### Given problem
Exact reproduction is required for all entries.

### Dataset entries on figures
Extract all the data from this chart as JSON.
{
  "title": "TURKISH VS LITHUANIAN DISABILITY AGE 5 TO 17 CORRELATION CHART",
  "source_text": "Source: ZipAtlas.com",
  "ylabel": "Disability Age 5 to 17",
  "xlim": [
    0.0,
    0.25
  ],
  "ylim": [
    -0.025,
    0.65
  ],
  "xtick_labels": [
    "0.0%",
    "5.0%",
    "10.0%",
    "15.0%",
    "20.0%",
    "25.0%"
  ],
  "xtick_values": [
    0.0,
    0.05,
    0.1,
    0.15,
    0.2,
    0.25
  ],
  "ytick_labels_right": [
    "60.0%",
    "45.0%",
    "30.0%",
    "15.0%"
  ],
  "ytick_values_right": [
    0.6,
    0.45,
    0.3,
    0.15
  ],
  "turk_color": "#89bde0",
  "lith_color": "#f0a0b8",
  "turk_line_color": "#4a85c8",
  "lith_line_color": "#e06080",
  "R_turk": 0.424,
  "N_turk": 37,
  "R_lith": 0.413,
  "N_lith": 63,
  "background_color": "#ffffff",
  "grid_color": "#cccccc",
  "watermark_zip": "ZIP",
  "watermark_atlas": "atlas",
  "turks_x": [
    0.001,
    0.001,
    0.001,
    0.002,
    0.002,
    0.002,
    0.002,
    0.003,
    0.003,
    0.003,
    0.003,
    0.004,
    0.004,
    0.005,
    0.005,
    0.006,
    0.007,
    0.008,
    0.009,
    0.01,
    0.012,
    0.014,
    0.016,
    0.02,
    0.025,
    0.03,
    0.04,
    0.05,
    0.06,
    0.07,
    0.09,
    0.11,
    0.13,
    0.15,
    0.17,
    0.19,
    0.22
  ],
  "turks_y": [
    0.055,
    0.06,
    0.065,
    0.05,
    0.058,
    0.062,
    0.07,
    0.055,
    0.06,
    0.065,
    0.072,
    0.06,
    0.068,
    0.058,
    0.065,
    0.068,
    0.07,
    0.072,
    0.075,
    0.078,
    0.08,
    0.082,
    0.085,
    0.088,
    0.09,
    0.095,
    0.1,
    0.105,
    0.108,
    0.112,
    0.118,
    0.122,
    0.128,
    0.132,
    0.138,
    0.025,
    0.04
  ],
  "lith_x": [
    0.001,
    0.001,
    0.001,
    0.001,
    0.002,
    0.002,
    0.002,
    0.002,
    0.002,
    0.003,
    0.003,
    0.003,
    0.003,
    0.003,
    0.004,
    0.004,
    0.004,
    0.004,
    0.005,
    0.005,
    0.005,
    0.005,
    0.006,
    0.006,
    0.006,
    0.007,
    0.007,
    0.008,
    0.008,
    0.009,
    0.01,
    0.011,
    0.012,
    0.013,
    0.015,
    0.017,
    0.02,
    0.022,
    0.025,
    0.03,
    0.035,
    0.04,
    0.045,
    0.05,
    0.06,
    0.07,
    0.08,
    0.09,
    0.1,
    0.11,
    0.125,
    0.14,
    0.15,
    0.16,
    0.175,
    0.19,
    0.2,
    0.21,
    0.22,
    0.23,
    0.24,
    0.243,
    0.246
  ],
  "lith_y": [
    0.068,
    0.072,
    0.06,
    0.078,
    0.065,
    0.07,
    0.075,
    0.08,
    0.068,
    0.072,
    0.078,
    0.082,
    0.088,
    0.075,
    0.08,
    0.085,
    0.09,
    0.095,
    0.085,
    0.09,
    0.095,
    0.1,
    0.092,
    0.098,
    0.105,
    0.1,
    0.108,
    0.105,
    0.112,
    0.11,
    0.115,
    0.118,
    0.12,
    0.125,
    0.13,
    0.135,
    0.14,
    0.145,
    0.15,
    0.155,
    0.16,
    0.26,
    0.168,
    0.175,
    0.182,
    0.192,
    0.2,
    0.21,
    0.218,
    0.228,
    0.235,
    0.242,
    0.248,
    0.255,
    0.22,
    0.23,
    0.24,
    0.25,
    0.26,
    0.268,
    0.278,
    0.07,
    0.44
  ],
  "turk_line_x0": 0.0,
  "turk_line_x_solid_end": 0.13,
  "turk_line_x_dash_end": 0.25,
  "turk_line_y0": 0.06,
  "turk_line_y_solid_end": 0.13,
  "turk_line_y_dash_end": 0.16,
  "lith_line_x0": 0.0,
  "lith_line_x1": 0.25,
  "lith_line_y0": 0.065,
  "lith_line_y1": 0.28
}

### Expected output
Extract all the data from this chart as JSON.
{
  "title": "TURKISH VS LITHUANIAN DISABILITY AGE 5 TO 17 CORRELATION CHART",
  "source_text": "Source: ZipAtlas.com",
  "ylabel": "Disability Age 5 to 17",
  "xlim": [
    0.0,
    0.25
  ],
  "ylim": [
    -0.025,
    0.65
  ],
  "xtick_labels": [
    "0.0%",
    "5.0%",
    "10.0%",
    "15.0%",
    "20.0%",
    "25.0%"
  ],
  "xtick_values": [
    0.0,
    0.05,
    0.1,
    0.15,
    0.2,
    0.25
  ],
  "ytick_labels_right": [
    "60.0%",
    "45.0%",
    "30.0%",
    "15.0%"
  ],
  "ytick_values_right": [
    0.6,
    0.45,
    0.3,
    0.15
  ],
  "turk_color": "#89bde0",
  "lith_color": "#f0a0b8",
  "turk_line_color": "#4a85c8",
  "lith_line_color": "#e06080",
  "R_turk": 0.424,
  "N_turk": 37,
  "R_lith": 0.413,
  "N_lith": 63,
  "background_color": "#ffffff",
  "grid_color": "#cccccc",
  "watermark_zip": "ZIP",
  "watermark_atlas": "atlas",
  "turks_x": [
    0.001,
    0.001,
    0.001,
    0.002,
    0.002,
    0.002,
    0.002,
    0.003,
    0.003,
    0.003,
    0.003,
    0.004,
    0.004,
    0.005,
    0.005,
    0.006,
    0.007,
    0.008,
    0.009,
    0.01,
    0.012,
    0.014,
    0.016,
    0.02,
    0.025,
    0.03,
    0.04,
    0.05,
    0.06,
    0.07,
    0.09,
    0.11,
    0.13,
    0.15,
    0.17,
    0.19,
    0.22
  ],
  "turks_y": [
    0.055,
    0.06,
    0.065,
    0.05,
    0.058,
    0.062,
    0.07,
    0.055,
    0.06,
    0.065,
    0.072,
    0.06,
    0.068,
    0.058,
    0.065,
    0.068,
    0.07,
    0.072,
    0.075,
    0.078,
    0.08,
    0.082,
    0.085,
    0.088,
    0.09,
    0.095,
    0.1,
    0.105,
    0.108,
    0.112,
    0.118,
    0.122,
    0.128,
    0.132,
    0.138,
    0.025,
    0.04
  ],
  "lith_x": [
    0.001,
    0.001,
    0.001,
    0.001,
    0.002,
    0.002,
    0.002,
    0.002,
    0.002,
    0.003,
    0.003,
    0.003,
    0.003,
    0.003,
    0.004,
    0.004,
    0.004,
    0.004,
    0.005,
    0.005,
    0.005,
    0.005,
    0.006,
    0.006,
    0.006,
    0.007,
    0.007,
    0.008,
    0.008,
    0.009,
    0.01,
    0.011,
    0.012,
    0.013,
    0.015,
    0.017,
    0.02,
    0.022,
    0.025,
    0.03,
    0.035,
    0.04,
    0.045,
    0.05,
    0.06,
    0.07,
    0.08,
    0.09,
    0.1,
    0.11,
    0.125,
    0.14,
    0.15,
    0.16,
    0.175,
    0.19,
    0.2,
    0.21,
    0.22,
    0.23,
    0.24,
    0.243,
    0.246
  ],
  "lith_y": [
    0.068,
    0.072,
    0.06,
    0.078,
    0.065,
    0.07,
    0.075,
    0.08,
    0.068,
    0.072,
    0.078,
    0.082,
    0.088,
    0.075,
    0.08,
    0.085,
    0.09,
    0.095,
    0.085,
    0.09,
    0.095,
    0.1,
    0.092,
    0.098,
    0.105,
    0.1,
    0.108,
    0.105,
    0.112,
    0.11,
    0.115,
    0.118,
    0.12,
    0.125,
    0.13,
    0.135,
    0.14,
    0.145,
    0.15,
    0.155,
    0.16,
    0.26,
    0.168,
    0.175,
    0.182,
    0.192,
    0.2,
    0.21,
    0.218,
    0.228,
    0.235,
    0.242,
    0.248,
    0.255,
    0.22,
    0.23,
    0.24,
    0.25,
    0.26,
    0.268,
    0.278,
    0.07,
    0.44
  ],
  "turk_line_x0": 0.0,
  "turk_line_x_solid_end": 0.13,
  "turk_line_x_dash_end": 0.25,
  "turk_line_y0": 0.06,
  "turk_line_y_solid_end": 0.13,
  "turk_line_y_dash_end": 0.16,
  "lith_line_x0": 0.0,
  "lith_line_x1": 0.25,
  "lith_line_y0": 0.065,
  "lith_line_y1": 0.28
}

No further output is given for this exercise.